— STORED RECORDS —
——————

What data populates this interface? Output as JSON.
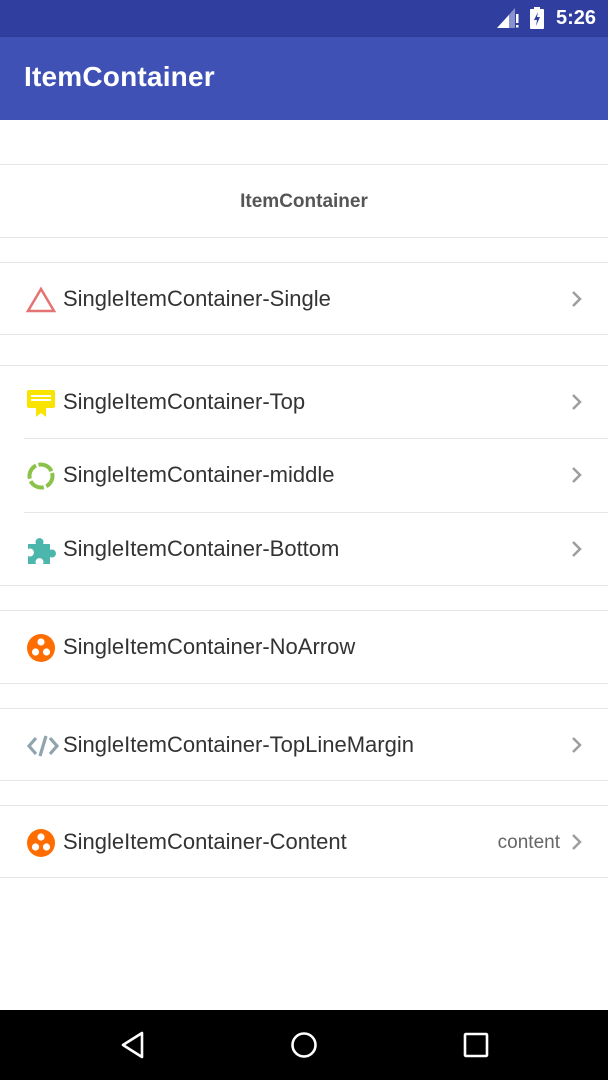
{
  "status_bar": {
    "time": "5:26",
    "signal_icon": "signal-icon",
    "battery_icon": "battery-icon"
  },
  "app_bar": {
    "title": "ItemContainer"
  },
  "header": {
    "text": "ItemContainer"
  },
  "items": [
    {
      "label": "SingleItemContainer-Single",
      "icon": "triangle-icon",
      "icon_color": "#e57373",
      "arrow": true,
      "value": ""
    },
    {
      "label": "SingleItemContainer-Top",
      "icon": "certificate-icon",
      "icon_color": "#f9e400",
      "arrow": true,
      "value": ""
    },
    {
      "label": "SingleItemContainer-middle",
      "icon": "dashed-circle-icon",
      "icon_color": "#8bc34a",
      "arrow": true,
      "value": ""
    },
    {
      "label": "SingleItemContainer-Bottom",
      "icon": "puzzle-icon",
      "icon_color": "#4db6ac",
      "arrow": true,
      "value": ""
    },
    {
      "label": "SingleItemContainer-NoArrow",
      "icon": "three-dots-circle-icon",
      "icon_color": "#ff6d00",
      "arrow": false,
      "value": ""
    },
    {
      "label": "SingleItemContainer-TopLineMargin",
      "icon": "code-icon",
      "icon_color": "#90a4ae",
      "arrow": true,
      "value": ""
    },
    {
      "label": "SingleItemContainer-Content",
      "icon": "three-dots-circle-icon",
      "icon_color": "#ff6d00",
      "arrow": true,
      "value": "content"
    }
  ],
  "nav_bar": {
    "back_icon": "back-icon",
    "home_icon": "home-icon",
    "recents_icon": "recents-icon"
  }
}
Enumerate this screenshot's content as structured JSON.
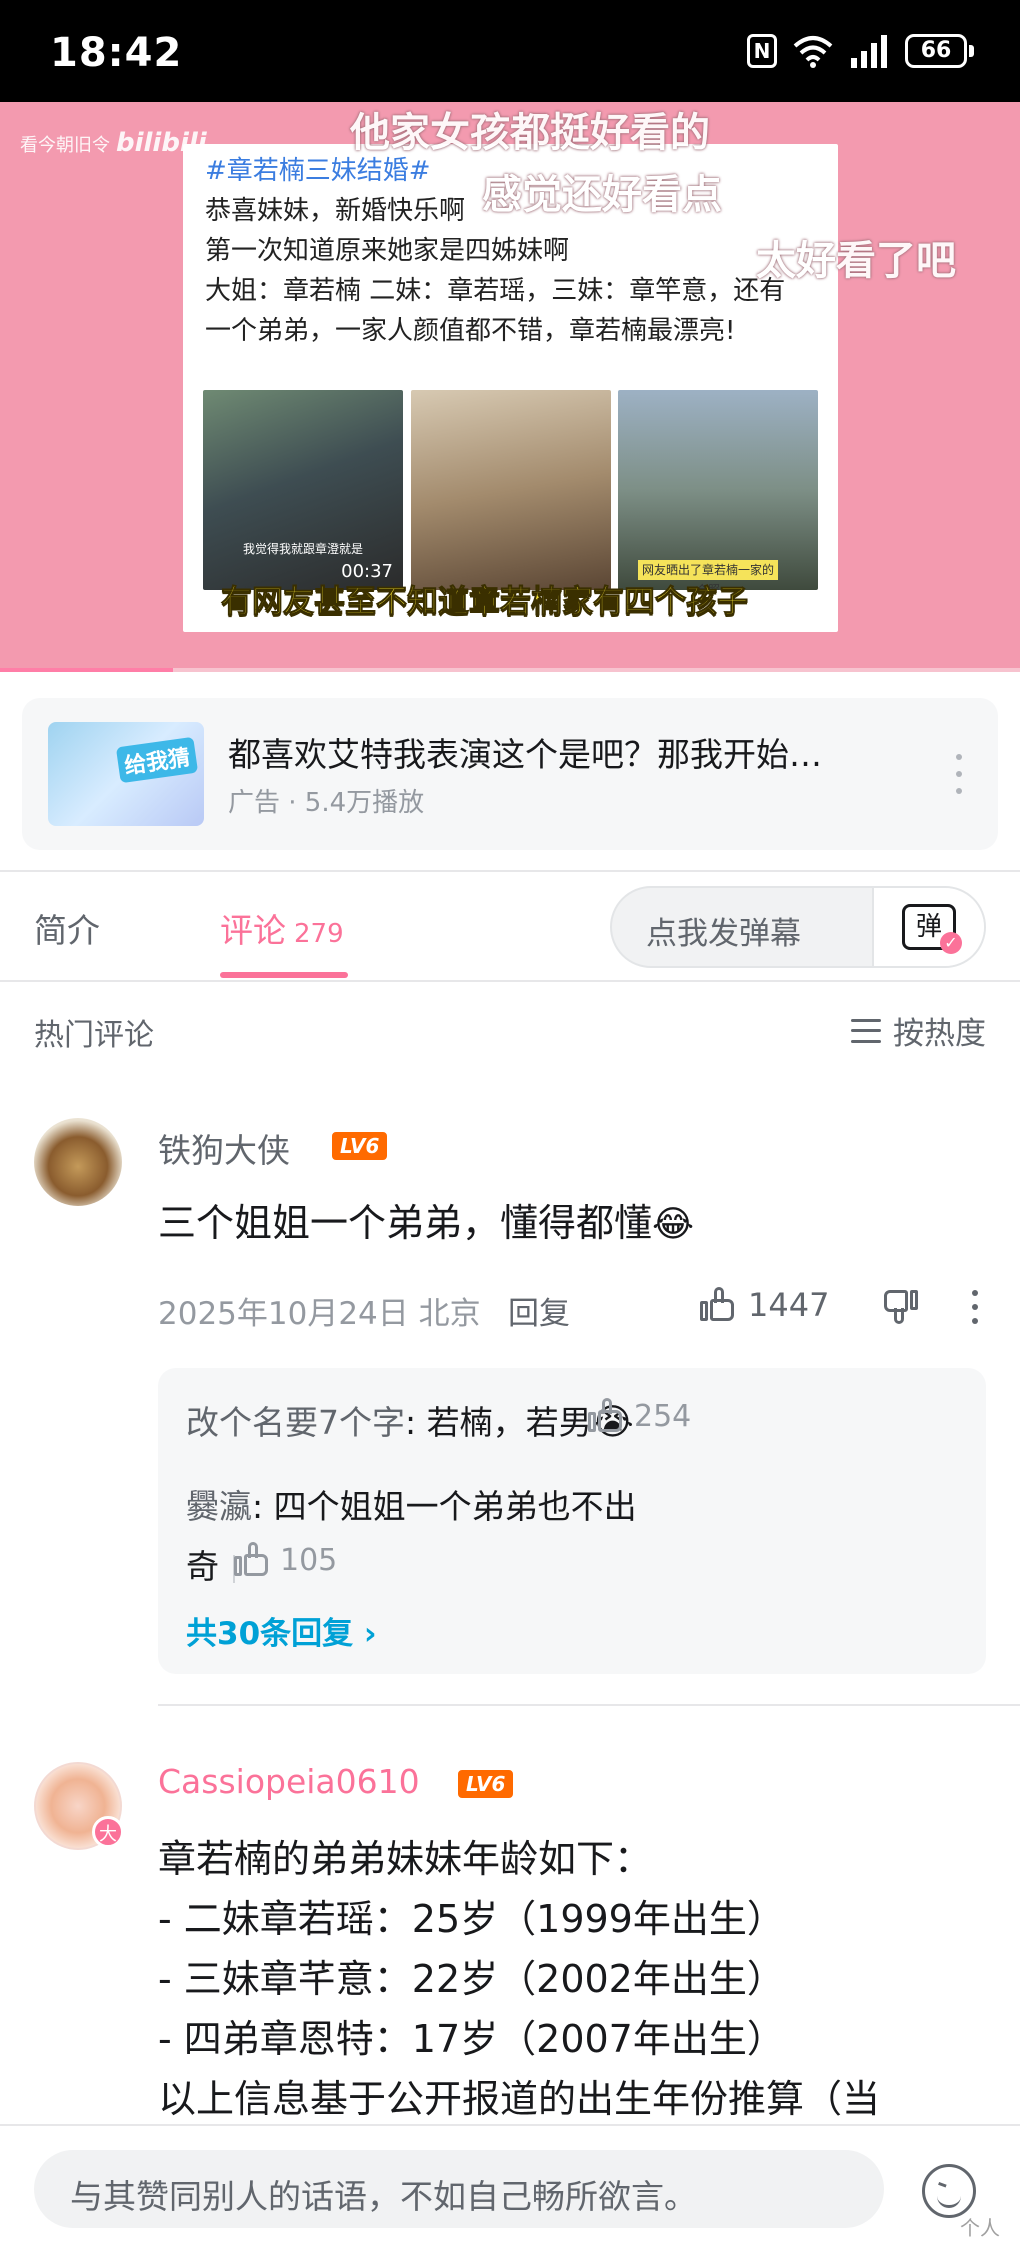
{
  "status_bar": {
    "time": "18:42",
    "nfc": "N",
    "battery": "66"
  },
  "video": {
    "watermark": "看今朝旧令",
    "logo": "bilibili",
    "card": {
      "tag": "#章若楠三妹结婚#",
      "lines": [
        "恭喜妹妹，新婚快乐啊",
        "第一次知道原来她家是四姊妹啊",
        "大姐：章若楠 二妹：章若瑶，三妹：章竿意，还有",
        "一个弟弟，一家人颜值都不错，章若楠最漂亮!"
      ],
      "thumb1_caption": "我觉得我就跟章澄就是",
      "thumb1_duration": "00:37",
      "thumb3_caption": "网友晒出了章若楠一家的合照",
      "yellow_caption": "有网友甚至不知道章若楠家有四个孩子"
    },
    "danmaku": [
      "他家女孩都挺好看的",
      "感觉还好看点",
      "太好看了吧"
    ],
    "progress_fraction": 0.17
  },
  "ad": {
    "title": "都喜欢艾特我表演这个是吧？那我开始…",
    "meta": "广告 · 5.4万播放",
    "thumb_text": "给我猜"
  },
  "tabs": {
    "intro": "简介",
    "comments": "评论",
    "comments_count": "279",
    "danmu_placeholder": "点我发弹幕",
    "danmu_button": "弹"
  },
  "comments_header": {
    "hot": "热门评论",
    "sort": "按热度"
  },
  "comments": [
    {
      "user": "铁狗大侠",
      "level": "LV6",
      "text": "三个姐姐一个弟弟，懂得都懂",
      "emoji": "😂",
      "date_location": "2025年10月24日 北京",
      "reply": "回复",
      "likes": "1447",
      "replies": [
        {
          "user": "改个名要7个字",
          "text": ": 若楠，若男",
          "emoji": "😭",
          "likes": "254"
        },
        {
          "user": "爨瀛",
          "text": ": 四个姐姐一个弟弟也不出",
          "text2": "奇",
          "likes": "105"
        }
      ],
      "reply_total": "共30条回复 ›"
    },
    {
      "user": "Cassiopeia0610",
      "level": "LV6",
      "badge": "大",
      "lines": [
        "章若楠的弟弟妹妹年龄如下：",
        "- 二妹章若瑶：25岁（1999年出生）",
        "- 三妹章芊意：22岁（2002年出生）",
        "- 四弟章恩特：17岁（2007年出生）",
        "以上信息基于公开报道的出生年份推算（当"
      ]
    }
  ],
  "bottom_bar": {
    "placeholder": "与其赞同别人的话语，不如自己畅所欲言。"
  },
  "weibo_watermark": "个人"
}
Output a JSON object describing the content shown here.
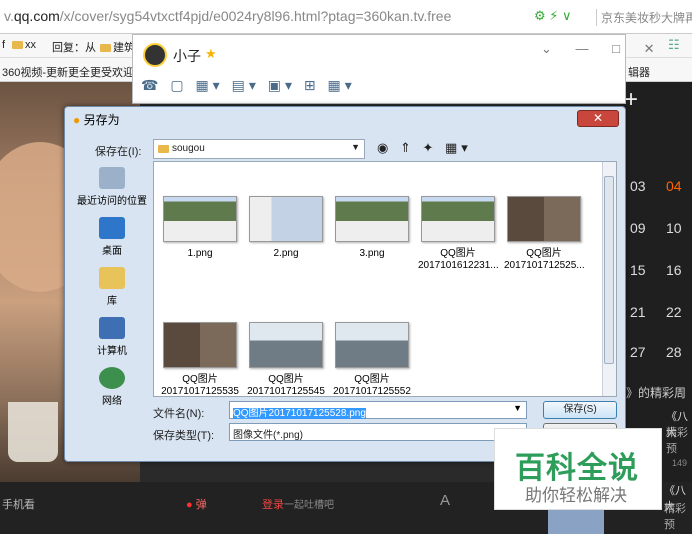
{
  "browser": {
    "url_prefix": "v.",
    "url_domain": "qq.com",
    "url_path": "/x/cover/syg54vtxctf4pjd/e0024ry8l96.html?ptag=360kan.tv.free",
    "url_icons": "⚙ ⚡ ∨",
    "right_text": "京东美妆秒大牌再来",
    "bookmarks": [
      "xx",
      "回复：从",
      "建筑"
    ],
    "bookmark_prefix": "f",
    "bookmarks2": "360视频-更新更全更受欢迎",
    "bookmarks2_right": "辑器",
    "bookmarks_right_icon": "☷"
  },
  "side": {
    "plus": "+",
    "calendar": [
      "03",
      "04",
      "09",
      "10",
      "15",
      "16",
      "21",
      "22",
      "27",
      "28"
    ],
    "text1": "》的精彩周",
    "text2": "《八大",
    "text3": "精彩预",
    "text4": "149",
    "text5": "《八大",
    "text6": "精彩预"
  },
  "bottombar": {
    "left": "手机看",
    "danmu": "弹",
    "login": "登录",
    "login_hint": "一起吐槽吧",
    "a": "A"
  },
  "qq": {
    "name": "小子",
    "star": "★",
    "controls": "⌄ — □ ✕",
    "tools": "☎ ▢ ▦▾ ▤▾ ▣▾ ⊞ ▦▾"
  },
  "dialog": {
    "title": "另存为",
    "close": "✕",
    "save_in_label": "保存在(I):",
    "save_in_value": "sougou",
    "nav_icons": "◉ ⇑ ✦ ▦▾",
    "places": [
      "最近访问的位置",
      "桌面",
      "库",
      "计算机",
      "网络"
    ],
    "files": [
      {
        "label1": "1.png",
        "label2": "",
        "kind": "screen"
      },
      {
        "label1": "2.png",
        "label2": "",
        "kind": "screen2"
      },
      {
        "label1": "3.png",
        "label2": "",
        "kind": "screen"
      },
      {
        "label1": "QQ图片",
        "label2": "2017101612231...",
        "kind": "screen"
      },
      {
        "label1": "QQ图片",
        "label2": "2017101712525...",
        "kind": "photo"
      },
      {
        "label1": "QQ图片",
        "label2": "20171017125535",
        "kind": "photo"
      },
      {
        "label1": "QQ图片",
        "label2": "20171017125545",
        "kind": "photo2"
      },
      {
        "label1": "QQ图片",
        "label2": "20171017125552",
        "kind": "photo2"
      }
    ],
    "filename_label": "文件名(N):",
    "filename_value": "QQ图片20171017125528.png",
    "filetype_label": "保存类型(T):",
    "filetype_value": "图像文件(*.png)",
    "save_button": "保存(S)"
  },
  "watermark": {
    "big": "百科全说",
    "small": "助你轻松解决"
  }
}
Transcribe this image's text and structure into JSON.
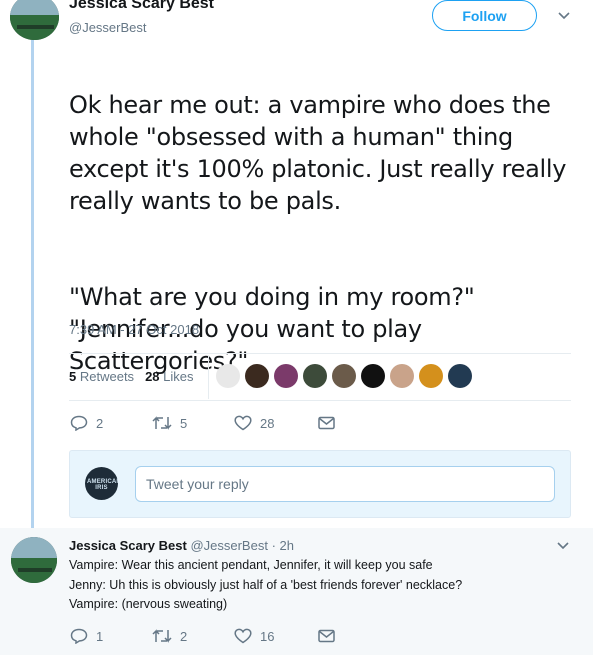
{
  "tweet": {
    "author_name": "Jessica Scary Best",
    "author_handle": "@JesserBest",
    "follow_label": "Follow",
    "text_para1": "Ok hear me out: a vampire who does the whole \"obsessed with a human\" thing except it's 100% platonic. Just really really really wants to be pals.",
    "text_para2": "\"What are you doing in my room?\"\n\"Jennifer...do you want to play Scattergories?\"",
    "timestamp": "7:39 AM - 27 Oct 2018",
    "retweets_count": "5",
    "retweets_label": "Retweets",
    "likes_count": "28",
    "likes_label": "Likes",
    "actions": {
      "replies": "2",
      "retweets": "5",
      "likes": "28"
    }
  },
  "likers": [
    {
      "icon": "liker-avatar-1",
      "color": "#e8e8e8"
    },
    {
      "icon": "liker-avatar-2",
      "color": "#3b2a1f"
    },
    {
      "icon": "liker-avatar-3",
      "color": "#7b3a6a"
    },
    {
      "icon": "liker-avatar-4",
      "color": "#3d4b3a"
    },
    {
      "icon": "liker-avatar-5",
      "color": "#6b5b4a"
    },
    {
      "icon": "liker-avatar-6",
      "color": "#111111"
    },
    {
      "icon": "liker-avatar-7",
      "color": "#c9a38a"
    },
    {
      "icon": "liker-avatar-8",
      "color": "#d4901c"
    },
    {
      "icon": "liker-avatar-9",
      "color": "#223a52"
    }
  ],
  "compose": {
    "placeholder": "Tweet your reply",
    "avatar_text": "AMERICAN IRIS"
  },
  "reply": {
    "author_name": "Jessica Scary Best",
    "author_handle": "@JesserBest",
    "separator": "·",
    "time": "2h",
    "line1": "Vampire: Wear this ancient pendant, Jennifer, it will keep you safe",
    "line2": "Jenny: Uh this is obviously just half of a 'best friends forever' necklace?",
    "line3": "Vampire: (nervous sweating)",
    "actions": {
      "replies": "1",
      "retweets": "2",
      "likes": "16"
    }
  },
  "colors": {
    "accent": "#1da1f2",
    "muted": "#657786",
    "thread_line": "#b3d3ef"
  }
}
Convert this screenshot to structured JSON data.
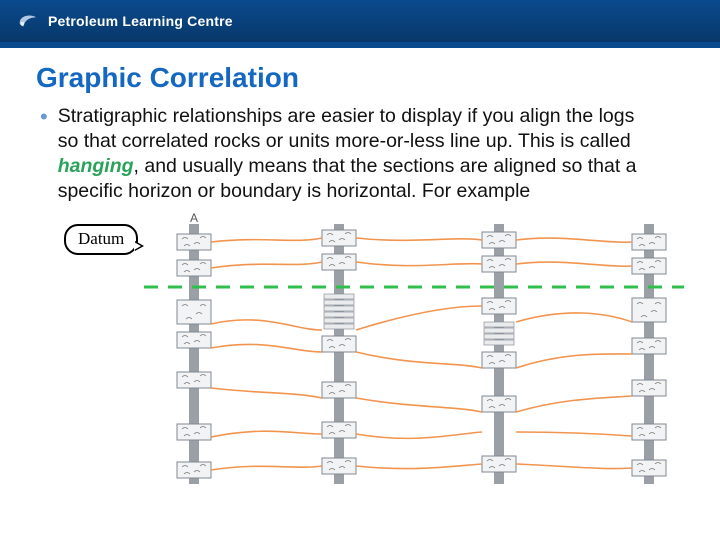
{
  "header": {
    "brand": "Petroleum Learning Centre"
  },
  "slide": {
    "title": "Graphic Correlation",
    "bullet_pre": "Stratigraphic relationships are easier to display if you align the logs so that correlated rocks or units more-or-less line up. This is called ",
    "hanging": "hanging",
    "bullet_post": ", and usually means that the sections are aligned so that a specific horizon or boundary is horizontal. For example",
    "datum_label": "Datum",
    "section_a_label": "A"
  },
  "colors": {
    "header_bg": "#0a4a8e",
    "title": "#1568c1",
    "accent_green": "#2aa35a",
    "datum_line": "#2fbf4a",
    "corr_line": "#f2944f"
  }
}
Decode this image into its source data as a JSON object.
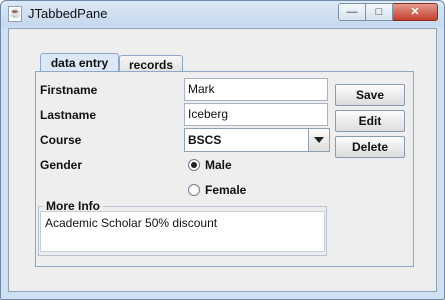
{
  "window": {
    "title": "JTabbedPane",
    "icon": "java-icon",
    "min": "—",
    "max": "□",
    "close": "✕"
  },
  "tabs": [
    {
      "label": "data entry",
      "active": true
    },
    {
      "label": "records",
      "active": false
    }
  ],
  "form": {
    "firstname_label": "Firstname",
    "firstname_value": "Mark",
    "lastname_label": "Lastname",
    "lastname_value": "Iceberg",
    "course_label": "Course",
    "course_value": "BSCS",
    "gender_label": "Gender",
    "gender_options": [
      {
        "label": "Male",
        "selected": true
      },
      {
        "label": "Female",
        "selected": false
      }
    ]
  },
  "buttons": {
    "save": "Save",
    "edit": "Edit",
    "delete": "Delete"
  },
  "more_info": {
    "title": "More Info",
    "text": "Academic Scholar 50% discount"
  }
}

——————

— WHAT IS BEING ASKED —
Return only those lines of the records that contain the string "image".

— THE RESULT —
Transcribe this image's text and structure into JSON.
Decode this image into its source data as a JSON object.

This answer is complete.